[DIRECTIONS]: Every record below should be transcribed exactly. Omit the images.

Recorded data
-- Begin --
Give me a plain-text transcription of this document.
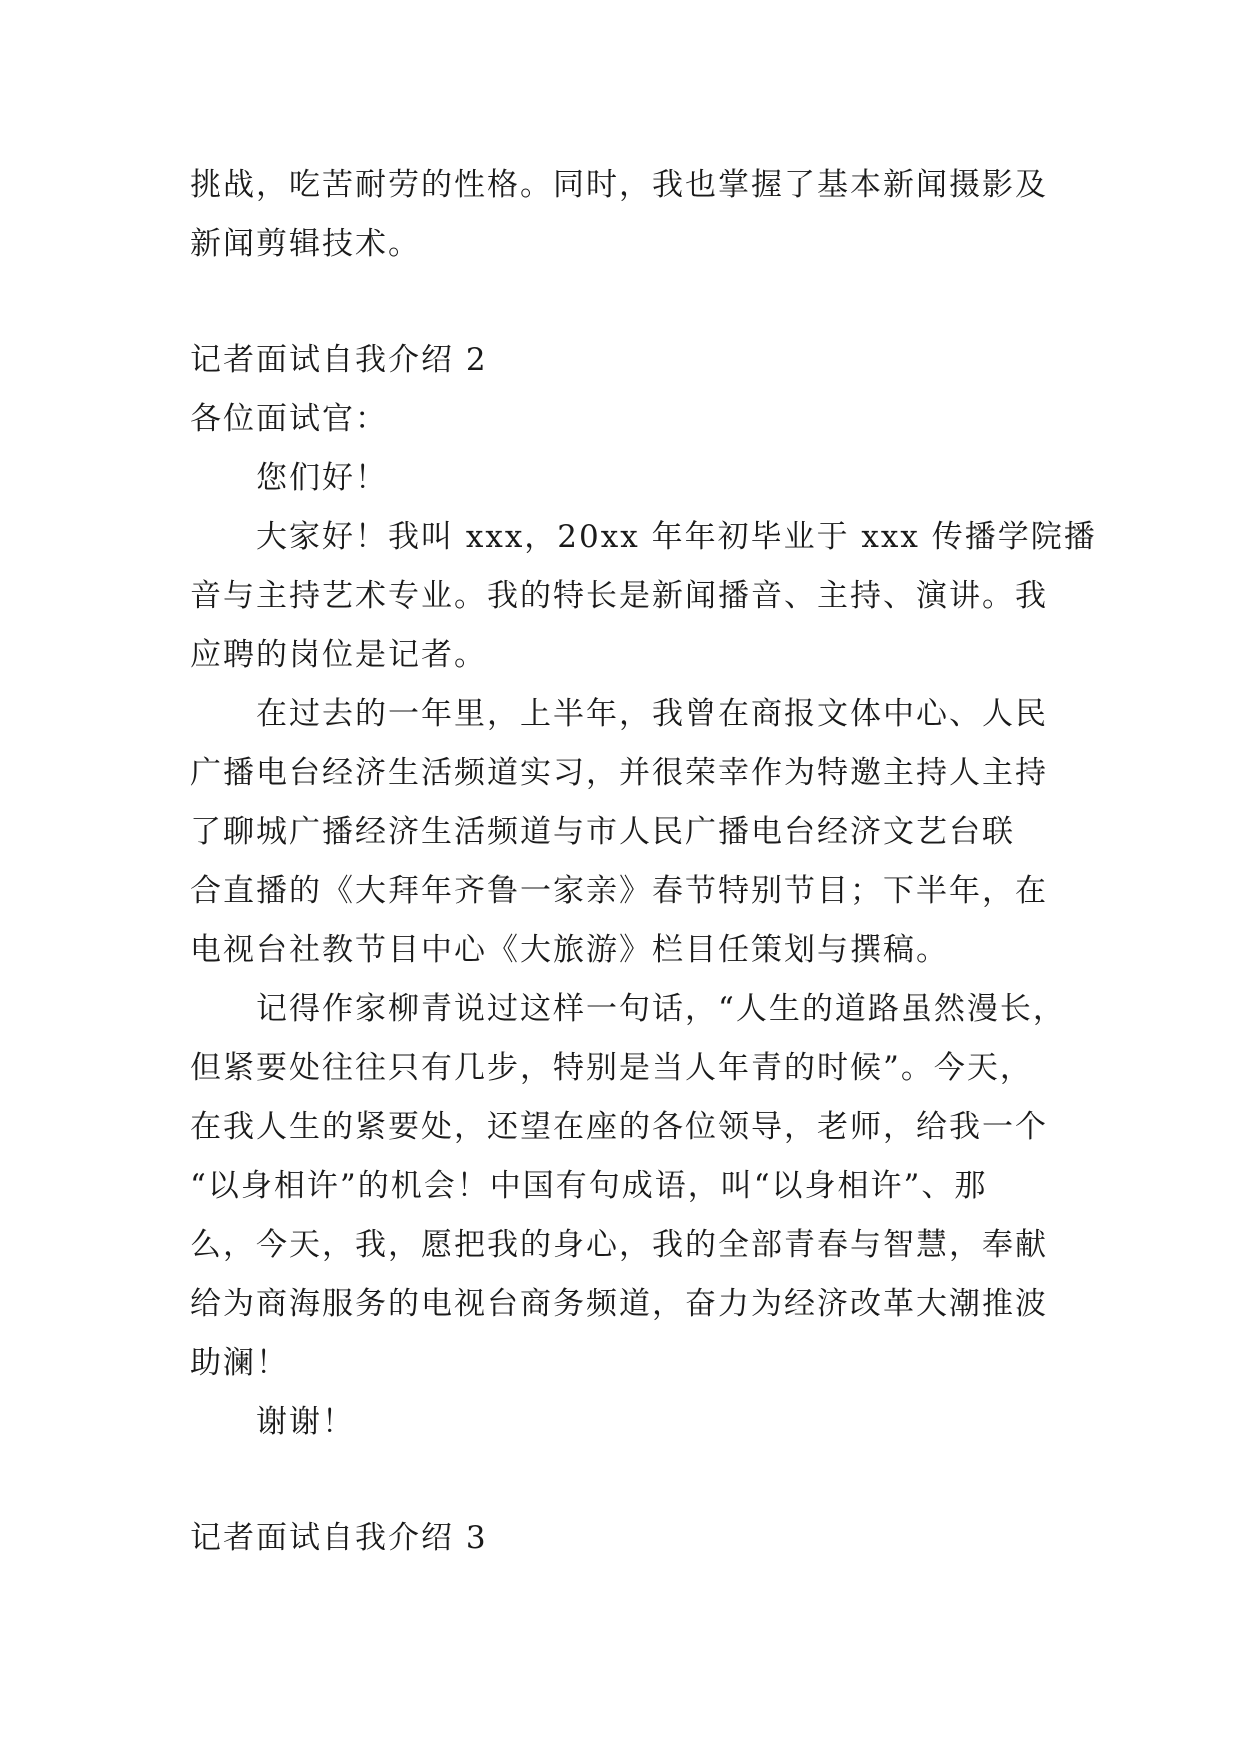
挑战，吃苦耐劳的性格。同时，我也掌握了基本新闻摄影及
新闻剪辑技术。
记者面试自我介绍 2
各位面试官：
您们好！
大家好！我叫 xxx，20xx 年年初毕业于 xxx 传播学院播
音与主持艺术专业。我的特长是新闻播音、主持、演讲。我
应聘的岗位是记者。
在过去的一年里，上半年，我曾在商报文体中心、人民
广播电台经济生活频道实习，并很荣幸作为特邀主持人主持
了聊城广播经济生活频道与市人民广播电台经济文艺台联
合直播的《大拜年齐鲁一家亲》春节特别节目；下半年，在
电视台社教节目中心《大旅游》栏目任策划与撰稿。
记得作家柳青说过这样一句话，“人生的道路虽然漫长，
但紧要处往往只有几步，特别是当人年青的时候”。今天，
在我人生的紧要处，还望在座的各位领导，老师，给我一个
“以身相许”的机会！中国有句成语，叫“以身相许”、那
么，今天，我，愿把我的身心，我的全部青春与智慧，奉献
给为商海服务的电视台商务频道，奋力为经济改革大潮推波
助澜！
谢谢！
记者面试自我介绍 3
-- End --
[EXERCISE SOLUTION]:
Give me a plain-text transcription of this document.
挑战，吃苦耐劳的性格。同时，我也掌握了基本新闻摄影及
新闻剪辑技术。
记者面试自我介绍 2
各位面试官：
您们好！
大家好！我叫 xxx，20xx 年年初毕业于 xxx 传播学院播
音与主持艺术专业。我的特长是新闻播音、主持、演讲。我
应聘的岗位是记者。
在过去的一年里，上半年，我曾在商报文体中心、人民
广播电台经济生活频道实习，并很荣幸作为特邀主持人主持
了聊城广播经济生活频道与市人民广播电台经济文艺台联
合直播的《大拜年齐鲁一家亲》春节特别节目；下半年，在
电视台社教节目中心《大旅游》栏目任策划与撰稿。
记得作家柳青说过这样一句话，“人生的道路虽然漫长，
但紧要处往往只有几步，特别是当人年青的时候”。今天，
在我人生的紧要处，还望在座的各位领导，老师，给我一个
“以身相许”的机会！中国有句成语，叫“以身相许”、那
么，今天，我，愿把我的身心，我的全部青春与智慧，奉献
给为商海服务的电视台商务频道，奋力为经济改革大潮推波
助澜！
谢谢！
记者面试自我介绍 3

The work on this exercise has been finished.